§ AIM OF THE EXERCISE:
List all lines of the data containing the word "JSON".

[BEGIN EXTRACTED RECORDS]

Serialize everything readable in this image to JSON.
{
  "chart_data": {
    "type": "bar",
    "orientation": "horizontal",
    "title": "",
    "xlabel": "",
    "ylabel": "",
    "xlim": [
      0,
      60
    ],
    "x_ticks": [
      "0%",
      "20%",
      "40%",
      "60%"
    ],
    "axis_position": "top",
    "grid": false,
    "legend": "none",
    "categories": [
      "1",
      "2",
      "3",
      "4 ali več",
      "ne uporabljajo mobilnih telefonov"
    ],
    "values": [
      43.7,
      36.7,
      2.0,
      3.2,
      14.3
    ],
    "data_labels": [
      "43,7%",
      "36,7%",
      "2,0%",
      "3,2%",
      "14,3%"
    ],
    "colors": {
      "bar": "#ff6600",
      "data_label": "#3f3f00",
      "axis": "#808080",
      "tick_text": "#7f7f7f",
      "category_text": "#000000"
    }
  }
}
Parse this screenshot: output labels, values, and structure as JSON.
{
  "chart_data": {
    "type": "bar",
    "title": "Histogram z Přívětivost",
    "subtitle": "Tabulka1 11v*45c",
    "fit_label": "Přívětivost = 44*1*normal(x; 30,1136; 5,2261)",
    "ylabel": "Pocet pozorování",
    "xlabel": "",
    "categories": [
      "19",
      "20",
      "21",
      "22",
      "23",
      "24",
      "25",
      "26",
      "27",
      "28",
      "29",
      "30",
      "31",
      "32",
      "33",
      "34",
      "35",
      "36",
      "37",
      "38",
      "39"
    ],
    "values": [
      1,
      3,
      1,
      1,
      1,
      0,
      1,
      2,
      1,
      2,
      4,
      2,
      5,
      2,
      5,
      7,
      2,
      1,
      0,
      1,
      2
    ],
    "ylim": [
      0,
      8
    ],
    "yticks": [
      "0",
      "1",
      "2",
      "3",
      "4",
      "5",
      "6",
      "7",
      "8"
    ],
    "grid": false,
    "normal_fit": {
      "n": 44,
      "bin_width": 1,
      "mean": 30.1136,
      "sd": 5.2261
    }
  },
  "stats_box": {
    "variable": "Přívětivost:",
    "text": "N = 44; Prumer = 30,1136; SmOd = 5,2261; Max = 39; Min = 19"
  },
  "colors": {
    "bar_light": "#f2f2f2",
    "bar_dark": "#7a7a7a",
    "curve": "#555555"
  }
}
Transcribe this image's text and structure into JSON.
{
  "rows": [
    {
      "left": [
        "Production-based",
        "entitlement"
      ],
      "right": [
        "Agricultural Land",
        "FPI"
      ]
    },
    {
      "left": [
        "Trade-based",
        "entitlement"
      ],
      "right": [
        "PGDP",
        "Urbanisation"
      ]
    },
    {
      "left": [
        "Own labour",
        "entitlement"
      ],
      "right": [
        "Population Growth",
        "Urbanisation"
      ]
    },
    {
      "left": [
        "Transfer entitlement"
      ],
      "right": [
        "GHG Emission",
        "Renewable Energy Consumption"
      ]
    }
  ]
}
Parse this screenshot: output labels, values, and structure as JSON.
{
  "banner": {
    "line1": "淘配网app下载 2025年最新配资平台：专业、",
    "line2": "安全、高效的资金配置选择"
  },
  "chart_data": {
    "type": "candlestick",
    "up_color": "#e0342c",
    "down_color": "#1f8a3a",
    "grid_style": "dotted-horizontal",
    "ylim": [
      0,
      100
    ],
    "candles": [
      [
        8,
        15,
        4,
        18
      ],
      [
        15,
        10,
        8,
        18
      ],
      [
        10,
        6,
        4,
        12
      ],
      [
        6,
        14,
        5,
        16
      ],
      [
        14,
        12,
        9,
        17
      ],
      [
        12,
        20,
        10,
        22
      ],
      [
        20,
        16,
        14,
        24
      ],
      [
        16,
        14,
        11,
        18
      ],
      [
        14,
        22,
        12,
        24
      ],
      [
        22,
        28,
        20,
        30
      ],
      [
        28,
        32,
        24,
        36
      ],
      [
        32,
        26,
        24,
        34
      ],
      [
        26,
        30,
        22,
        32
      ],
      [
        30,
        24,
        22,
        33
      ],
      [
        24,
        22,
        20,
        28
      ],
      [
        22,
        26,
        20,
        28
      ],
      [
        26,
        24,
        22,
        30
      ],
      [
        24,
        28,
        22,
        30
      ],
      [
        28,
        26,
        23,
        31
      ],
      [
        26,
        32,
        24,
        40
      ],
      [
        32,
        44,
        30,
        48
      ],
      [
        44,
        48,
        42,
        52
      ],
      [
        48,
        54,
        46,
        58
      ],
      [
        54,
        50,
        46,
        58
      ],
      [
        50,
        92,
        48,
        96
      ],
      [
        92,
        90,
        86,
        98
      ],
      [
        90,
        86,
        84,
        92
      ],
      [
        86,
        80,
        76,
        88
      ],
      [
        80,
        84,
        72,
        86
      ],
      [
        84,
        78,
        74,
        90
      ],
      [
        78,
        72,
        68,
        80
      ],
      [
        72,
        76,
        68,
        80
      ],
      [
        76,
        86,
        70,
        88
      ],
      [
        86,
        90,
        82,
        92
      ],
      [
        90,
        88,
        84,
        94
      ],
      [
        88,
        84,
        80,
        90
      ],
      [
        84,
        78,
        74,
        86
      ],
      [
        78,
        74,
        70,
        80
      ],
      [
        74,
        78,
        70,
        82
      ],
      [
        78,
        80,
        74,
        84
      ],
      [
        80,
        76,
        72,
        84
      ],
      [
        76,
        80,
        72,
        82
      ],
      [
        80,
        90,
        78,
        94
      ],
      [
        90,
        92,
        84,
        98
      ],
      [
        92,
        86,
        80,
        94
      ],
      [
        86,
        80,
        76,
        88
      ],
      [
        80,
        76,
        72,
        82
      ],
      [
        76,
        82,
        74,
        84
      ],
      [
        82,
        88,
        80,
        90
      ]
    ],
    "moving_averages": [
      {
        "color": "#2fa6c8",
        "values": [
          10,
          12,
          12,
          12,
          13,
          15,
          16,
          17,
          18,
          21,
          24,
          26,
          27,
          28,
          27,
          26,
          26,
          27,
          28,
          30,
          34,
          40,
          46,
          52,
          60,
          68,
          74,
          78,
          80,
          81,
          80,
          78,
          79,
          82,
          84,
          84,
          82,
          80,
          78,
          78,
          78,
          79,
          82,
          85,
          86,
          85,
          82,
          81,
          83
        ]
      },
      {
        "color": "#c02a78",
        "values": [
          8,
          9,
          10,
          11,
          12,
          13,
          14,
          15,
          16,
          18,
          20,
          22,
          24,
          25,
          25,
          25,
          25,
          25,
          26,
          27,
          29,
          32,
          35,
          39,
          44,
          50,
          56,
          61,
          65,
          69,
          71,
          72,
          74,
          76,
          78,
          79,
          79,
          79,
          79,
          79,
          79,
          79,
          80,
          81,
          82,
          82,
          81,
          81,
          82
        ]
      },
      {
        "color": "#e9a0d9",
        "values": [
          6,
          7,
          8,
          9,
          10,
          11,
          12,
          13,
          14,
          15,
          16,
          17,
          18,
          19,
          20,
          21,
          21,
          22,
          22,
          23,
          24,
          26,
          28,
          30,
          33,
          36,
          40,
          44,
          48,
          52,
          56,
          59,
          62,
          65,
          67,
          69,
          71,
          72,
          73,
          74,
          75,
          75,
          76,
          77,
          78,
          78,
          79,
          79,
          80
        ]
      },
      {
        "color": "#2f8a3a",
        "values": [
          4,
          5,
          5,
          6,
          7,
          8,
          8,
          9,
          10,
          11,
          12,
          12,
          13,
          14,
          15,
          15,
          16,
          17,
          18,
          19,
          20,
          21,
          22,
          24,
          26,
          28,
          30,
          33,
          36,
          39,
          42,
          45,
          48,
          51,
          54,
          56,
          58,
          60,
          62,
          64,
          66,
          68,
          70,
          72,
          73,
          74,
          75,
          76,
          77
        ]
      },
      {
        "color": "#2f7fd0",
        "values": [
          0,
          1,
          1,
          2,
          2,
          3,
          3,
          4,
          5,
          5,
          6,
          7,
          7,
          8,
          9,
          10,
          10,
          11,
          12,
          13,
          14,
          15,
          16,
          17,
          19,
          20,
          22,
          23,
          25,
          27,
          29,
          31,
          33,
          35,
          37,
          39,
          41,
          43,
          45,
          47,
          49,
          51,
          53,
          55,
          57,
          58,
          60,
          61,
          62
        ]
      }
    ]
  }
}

[END EXTRACTED RECORDS]

§ SOLVED PROBLEM:
Serialize everything readable in this image to JSON.
Parse this screenshot: output labels, values, and structure as JSON.
Transcribe this image's text and structure into JSON.
Parse this screenshot: output labels, values, and structure as JSON.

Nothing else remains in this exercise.